## Begin Source records

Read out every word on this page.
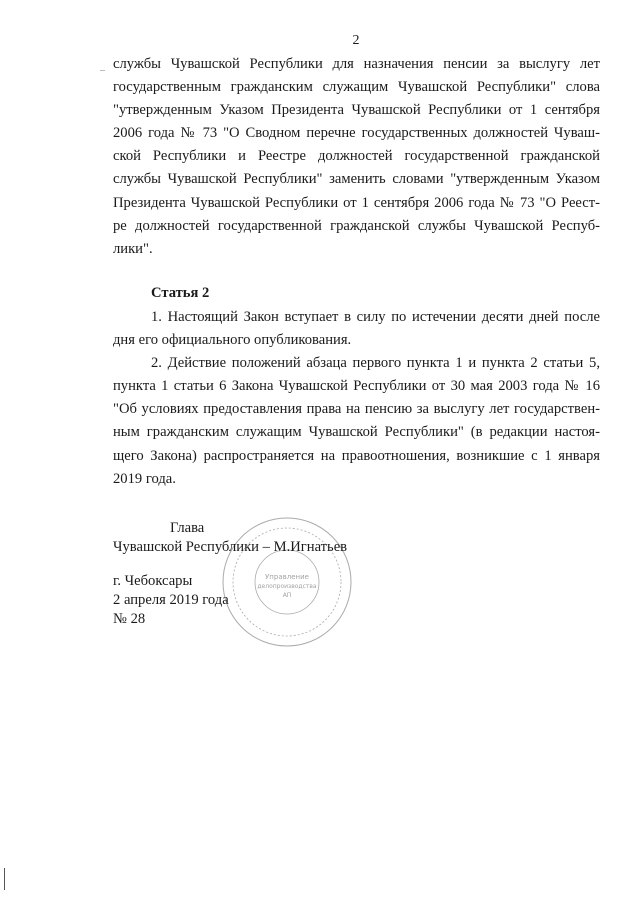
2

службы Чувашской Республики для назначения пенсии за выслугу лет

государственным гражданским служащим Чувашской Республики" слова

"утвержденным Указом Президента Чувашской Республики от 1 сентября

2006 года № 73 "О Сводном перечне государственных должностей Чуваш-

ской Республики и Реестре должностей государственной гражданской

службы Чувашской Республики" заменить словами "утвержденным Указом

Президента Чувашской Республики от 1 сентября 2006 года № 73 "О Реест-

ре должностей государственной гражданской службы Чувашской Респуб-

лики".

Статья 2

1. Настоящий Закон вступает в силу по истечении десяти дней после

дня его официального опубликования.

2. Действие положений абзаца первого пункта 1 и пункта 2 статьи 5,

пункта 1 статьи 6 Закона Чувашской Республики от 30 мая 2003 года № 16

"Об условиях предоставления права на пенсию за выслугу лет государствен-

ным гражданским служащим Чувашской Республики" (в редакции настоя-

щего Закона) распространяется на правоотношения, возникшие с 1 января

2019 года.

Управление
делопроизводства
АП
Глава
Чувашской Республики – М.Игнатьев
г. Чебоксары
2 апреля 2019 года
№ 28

## End Source records

Omitting all images, retype each line of the records precisely.

_Solution_:
Read out every word on this page.
2

службы Чувашской Республики для назначения пенсии за выслугу лет

государственным гражданским служащим Чувашской Республики" слова

"утвержденным Указом Президента Чувашской Республики от 1 сентября

2006 года № 73 "О Сводном перечне государственных должностей Чуваш-

ской Республики и Реестре должностей государственной гражданской

службы Чувашской Республики" заменить словами "утвержденным Указом

Президента Чувашской Республики от 1 сентября 2006 года № 73 "О Реест-

ре должностей государственной гражданской службы Чувашской Респуб-

лики".

Статья 2

1. Настоящий Закон вступает в силу по истечении десяти дней после

дня его официального опубликования.

2. Действие положений абзаца первого пункта 1 и пункта 2 статьи 5,

пункта 1 статьи 6 Закона Чувашской Республики от 30 мая 2003 года № 16

"Об условиях предоставления права на пенсию за выслугу лет государствен-

ным гражданским служащим Чувашской Республики" (в редакции настоя-

щего Закона) распространяется на правоотношения, возникшие с 1 января

2019 года.

Управление
делопроизводства
АП
Глава
Чувашской Республики – М.Игнатьев
г. Чебоксары
2 апреля 2019 года
№ 28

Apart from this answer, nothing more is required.